**Data records**
______
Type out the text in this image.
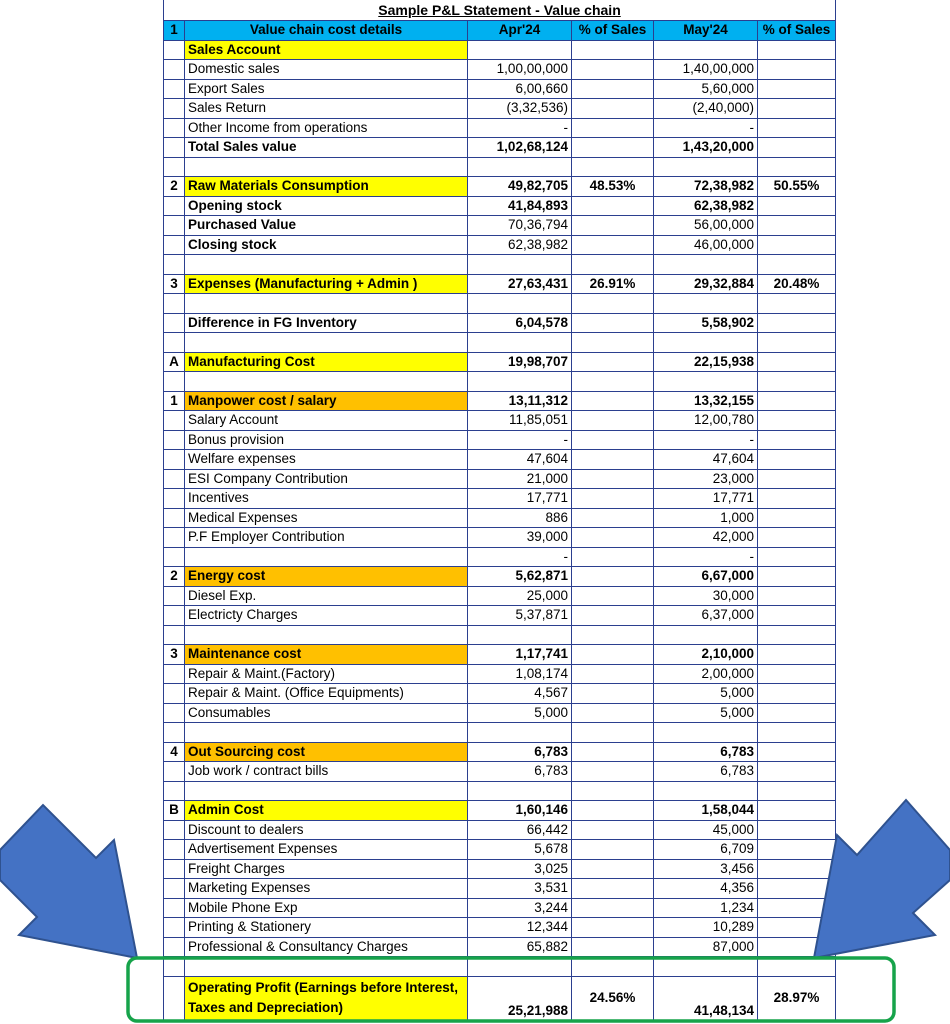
Sample P&L Statement - Value chain					
1	Value chain cost details	Apr'24	% of Sales	May'24	% of Sales
	Sales Account				
	Domestic sales	1,00,00,000		1,40,00,000	
	Export Sales	6,00,660		5,60,000	
	Sales Return	(3,32,536)		(2,40,000)	
	Other Income from operations	-		-	
	Total Sales value	1,02,68,124		1,43,20,000	

2	Raw Materials Consumption	49,82,705	48.53%	72,38,982	50.55%
	Opening stock	41,84,893		62,38,982	
	Purchased Value	70,36,794		56,00,000	
	Closing stock	62,38,982		46,00,000	

3	Expenses (Manufacturing + Admin )	27,63,431	26.91%	29,32,884	20.48%

	Difference in FG Inventory	6,04,578		5,58,902	

A	Manufacturing Cost	19,98,707		22,15,938	

1	Manpower cost / salary	13,11,312		13,32,155	
	Salary Account	11,85,051		12,00,780	
	Bonus provision	-		-	
	Welfare expenses	47,604		47,604	
	ESI Company Contribution	21,000		23,000	
	Incentives	17,771		17,771	
	Medical Expenses	886		1,000	
	P.F Employer Contribution	39,000		42,000	
		-		-	
2	Energy cost	5,62,871		6,67,000	
	Diesel Exp.	25,000		30,000	
	Electricty Charges	5,37,871		6,37,000	

3	Maintenance cost	1,17,741		2,10,000	
	Repair & Maint.(Factory)	1,08,174		2,00,000	
	Repair & Maint. (Office Equipments)	4,567		5,000	
	Consumables	5,000		5,000	

4	Out Sourcing cost	6,783		6,783	
	Job work / contract bills	6,783		6,783	

B	Admin Cost	1,60,146		1,58,044	
	Discount to dealers	66,442		45,000	
	Advertisement Expenses	5,678		6,709	
	Freight Charges	3,025		3,456	
	Marketing Expenses	3,531		4,356	
	Mobile Phone Exp	3,244		1,234	
	Printing & Stationery	12,344		10,289	
	Professional & Consultancy Charges	65,882		87,000	

	Operating Profit (Earnings before Interest, Taxes and Depreciation)	25,21,988	24.56%	41,48,134	28.97%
______
**Directions**
Keep the pictures out of the copy and write out the data exactly as it stands.

**Correct response**
Type out the text in this image.
Sample P&L Statement - Value chain					
1	Value chain cost details	Apr'24	% of Sales	May'24	% of Sales
	Sales Account				
	Domestic sales	1,00,00,000		1,40,00,000	
	Export Sales	6,00,660		5,60,000	
	Sales Return	(3,32,536)		(2,40,000)	
	Other Income from operations	-		-	
	Total Sales value	1,02,68,124		1,43,20,000	

2	Raw Materials Consumption	49,82,705	48.53%	72,38,982	50.55%
	Opening stock	41,84,893		62,38,982	
	Purchased Value	70,36,794		56,00,000	
	Closing stock	62,38,982		46,00,000	

3	Expenses (Manufacturing + Admin )	27,63,431	26.91%	29,32,884	20.48%

	Difference in FG Inventory	6,04,578		5,58,902	

A	Manufacturing Cost	19,98,707		22,15,938	

1	Manpower cost / salary	13,11,312		13,32,155	
	Salary Account	11,85,051		12,00,780	
	Bonus provision	-		-	
	Welfare expenses	47,604		47,604	
	ESI Company Contribution	21,000		23,000	
	Incentives	17,771		17,771	
	Medical Expenses	886		1,000	
	P.F Employer Contribution	39,000		42,000	
		-		-	
2	Energy cost	5,62,871		6,67,000	
	Diesel Exp.	25,000		30,000	
	Electricty Charges	5,37,871		6,37,000	

3	Maintenance cost	1,17,741		2,10,000	
	Repair & Maint.(Factory)	1,08,174		2,00,000	
	Repair & Maint. (Office Equipments)	4,567		5,000	
	Consumables	5,000		5,000	

4	Out Sourcing cost	6,783		6,783	
	Job work / contract bills	6,783		6,783	

B	Admin Cost	1,60,146		1,58,044	
	Discount to dealers	66,442		45,000	
	Advertisement Expenses	5,678		6,709	
	Freight Charges	3,025		3,456	
	Marketing Expenses	3,531		4,356	
	Mobile Phone Exp	3,244		1,234	
	Printing & Stationery	12,344		10,289	
	Professional & Consultancy Charges	65,882		87,000	

	Operating Profit (Earnings before Interest, Taxes and Depreciation)	25,21,988	24.56%	41,48,134	28.97%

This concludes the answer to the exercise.